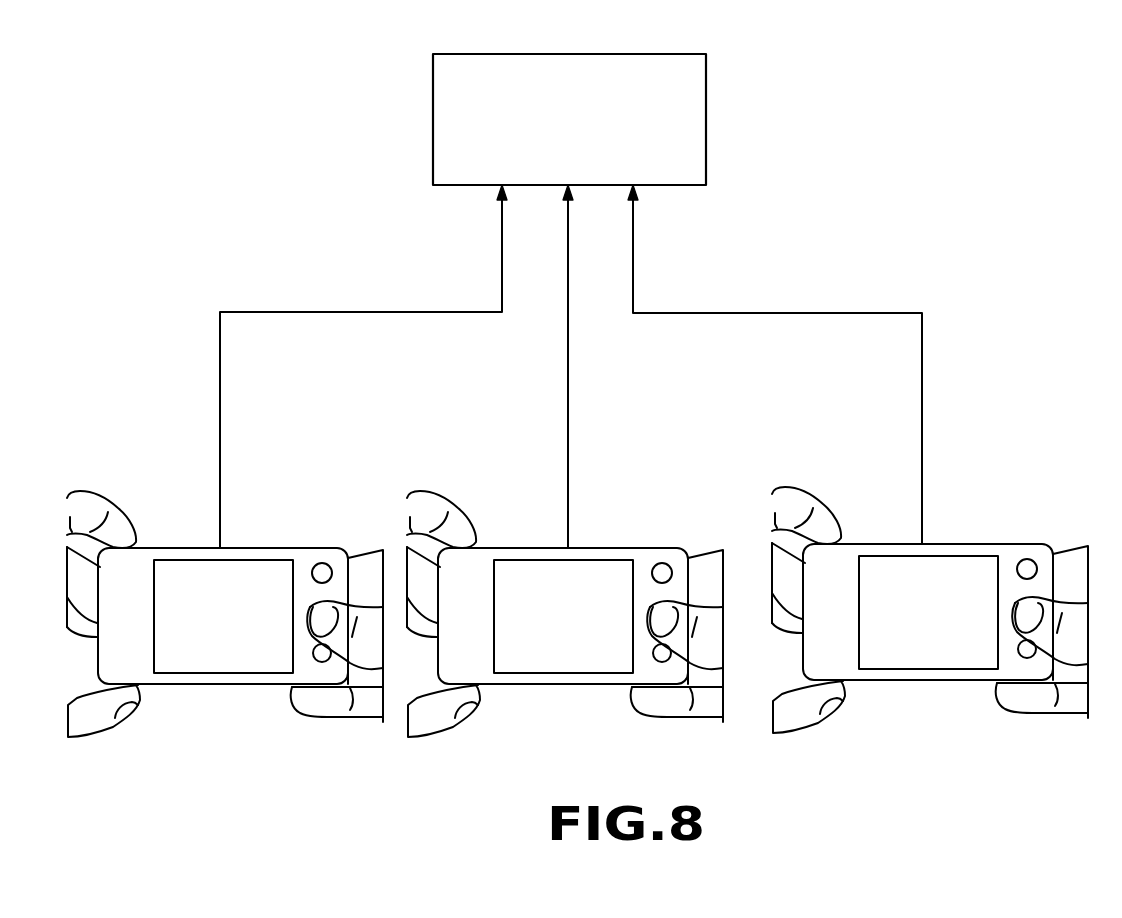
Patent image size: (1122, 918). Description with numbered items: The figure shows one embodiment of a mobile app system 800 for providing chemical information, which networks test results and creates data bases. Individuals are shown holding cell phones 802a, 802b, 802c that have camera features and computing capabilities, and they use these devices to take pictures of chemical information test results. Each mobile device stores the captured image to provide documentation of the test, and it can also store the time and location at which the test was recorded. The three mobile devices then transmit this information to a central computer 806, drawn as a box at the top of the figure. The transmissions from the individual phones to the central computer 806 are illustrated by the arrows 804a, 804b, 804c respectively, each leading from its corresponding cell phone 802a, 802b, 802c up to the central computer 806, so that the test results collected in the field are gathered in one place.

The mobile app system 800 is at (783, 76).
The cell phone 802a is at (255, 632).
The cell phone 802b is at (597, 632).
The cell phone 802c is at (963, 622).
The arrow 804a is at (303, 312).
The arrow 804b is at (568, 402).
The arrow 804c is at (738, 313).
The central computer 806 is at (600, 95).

====================

SHORT PROBLEM
Render every row above as a numbered list, omitting blank lines and leaving out the pictures.

CORRECT RESULT
1. Patent image size: (1122, 918). Description with numbered items: The figure shows one embodiment of a mobile app system 800 for providing chemical information, which networks test results and creates data bases. Individuals are shown holding cell phones 802a, 802b, 802c that have camera features and computing capabilities, and they use these devices to take pictures of chemical information test results. Each mobile device stores the captured image to provide documentation of the test, and it can also store the time and location at which the test was recorded. The three mobile devices then transmit this information to a central computer 806, drawn as a box at the top of the figure. The transmissions from the individual phones to the central computer 806 are illustrated by the arrows 804a, 804b, 804c respectively, each leading from its corresponding cell phone 802a, 802b, 802c up to the central computer 806, so that the test results collected in the field are gathered in one place.
2. The mobile app system 800 is at (783, 76).
3. The cell phone 802a is at (255, 632).
4. The cell phone 802b is at (597, 632).
5. The cell phone 802c is at (963, 622).
6. The arrow 804a is at (303, 312).
7. The arrow 804b is at (568, 402).
8. The arrow 804c is at (738, 313).
9. The central computer 806 is at (600, 95).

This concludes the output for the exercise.